Pick every line from the data that holds the word "Categorie".

____

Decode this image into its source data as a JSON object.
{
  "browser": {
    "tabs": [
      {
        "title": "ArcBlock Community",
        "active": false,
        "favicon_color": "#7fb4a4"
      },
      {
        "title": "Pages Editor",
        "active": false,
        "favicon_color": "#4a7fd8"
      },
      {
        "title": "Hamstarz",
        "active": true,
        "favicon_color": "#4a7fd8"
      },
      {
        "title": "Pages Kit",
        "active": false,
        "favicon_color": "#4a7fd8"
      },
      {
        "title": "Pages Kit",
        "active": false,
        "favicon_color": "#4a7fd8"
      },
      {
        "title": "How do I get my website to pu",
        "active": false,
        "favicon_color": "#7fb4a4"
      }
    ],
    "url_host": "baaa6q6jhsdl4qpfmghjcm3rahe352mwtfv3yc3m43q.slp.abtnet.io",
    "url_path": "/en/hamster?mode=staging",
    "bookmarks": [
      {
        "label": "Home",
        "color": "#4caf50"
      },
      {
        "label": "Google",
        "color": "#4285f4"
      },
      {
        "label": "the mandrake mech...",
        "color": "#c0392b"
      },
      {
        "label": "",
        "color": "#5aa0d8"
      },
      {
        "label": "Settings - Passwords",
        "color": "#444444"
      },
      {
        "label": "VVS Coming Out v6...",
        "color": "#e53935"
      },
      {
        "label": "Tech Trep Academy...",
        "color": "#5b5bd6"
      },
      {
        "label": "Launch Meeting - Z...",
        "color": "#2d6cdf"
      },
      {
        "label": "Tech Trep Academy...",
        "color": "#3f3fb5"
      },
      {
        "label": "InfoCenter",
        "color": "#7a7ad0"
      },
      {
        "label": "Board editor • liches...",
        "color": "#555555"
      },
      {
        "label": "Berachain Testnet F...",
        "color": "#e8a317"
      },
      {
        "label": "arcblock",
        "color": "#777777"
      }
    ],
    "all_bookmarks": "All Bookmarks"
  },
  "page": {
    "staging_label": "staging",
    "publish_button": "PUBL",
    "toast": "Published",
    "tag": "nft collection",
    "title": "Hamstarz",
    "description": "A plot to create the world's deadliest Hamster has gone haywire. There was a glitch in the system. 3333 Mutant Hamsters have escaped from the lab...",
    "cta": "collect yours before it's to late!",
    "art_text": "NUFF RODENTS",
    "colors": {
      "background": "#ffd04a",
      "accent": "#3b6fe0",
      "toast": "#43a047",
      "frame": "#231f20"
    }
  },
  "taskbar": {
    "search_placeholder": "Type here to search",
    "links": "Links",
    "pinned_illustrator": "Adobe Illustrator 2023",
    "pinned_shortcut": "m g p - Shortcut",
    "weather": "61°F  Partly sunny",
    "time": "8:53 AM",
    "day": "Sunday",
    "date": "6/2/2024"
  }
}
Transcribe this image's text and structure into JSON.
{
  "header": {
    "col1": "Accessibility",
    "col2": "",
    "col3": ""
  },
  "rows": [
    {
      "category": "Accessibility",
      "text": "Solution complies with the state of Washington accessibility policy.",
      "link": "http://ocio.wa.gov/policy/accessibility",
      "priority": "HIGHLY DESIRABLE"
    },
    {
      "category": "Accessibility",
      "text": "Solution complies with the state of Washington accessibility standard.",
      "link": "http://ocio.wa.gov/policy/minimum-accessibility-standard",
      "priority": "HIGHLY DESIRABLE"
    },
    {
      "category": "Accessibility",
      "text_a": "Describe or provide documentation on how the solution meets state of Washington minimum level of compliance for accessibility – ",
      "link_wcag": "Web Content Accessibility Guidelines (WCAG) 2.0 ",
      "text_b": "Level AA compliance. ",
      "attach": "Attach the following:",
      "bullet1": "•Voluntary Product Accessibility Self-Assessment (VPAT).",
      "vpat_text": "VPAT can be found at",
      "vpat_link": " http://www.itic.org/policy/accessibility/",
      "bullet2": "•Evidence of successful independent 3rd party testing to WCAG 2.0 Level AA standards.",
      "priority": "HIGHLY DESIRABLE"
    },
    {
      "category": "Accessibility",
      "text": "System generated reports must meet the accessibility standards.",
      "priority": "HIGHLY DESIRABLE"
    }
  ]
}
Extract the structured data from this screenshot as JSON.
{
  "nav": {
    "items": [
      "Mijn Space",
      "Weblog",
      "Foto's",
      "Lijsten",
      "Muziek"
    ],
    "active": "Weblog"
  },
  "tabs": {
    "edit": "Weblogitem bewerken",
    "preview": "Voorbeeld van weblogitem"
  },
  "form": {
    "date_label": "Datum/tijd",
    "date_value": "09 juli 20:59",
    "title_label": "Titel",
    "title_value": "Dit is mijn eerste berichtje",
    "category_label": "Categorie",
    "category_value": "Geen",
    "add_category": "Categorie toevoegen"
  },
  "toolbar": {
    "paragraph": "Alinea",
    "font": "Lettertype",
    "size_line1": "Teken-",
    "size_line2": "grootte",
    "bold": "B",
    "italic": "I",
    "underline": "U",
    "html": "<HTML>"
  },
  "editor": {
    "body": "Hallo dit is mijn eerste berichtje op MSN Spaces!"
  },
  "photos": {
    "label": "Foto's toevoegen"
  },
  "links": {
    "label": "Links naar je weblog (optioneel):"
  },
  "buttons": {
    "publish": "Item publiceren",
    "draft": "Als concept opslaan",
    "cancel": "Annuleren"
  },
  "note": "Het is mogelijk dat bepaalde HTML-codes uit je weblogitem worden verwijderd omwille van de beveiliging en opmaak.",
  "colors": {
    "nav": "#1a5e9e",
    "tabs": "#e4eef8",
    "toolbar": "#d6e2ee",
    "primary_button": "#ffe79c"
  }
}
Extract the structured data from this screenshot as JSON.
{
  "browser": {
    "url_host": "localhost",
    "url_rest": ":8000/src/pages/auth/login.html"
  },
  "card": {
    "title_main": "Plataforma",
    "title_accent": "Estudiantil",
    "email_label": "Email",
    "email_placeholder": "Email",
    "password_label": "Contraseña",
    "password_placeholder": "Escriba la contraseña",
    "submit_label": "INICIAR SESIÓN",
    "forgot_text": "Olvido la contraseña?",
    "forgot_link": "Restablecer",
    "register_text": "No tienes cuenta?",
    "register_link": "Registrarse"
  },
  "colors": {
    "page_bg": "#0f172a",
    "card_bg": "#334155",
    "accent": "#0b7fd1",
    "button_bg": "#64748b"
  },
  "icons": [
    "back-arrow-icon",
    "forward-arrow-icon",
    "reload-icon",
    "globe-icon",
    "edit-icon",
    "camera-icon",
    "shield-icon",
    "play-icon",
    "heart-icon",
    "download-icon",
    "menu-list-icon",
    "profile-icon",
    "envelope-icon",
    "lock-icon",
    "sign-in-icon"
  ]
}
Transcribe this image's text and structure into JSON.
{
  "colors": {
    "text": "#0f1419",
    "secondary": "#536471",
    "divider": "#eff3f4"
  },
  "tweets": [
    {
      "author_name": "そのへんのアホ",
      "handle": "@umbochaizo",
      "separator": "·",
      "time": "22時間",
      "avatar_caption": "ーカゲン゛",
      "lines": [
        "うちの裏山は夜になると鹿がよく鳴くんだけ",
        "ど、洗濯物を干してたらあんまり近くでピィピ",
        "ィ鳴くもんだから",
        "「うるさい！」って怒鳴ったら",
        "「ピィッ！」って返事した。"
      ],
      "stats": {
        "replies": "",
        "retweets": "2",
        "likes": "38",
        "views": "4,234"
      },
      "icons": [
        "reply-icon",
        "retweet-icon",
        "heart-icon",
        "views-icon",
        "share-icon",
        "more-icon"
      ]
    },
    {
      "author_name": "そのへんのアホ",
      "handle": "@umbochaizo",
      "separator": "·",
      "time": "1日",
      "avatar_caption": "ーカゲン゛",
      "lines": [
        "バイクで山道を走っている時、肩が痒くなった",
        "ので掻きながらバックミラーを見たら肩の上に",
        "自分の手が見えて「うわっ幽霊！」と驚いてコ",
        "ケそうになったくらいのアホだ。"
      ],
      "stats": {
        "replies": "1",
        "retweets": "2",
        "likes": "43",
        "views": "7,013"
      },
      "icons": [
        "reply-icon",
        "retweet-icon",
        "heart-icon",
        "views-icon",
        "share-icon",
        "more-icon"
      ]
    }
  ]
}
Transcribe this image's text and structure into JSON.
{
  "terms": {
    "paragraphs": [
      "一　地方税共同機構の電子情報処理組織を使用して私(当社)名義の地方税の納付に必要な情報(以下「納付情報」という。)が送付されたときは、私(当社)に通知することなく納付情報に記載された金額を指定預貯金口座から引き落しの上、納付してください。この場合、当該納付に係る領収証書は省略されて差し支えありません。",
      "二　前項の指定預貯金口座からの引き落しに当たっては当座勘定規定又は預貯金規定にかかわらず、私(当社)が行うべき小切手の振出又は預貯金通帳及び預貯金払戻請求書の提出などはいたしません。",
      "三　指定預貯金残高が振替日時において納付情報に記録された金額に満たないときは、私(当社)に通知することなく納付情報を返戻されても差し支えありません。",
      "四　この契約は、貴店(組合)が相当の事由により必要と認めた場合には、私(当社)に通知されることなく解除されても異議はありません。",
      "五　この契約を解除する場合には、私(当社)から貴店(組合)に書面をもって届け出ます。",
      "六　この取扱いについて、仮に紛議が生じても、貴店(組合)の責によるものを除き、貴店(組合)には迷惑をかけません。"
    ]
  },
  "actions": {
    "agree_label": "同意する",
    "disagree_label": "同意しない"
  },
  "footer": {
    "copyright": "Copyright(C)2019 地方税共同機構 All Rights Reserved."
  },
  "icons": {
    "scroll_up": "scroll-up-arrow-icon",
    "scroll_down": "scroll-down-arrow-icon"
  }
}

____

## REPLY TO THE EXERCISE
    "category_label": "Categorie",
    "add_category": "Categorie toevoegen"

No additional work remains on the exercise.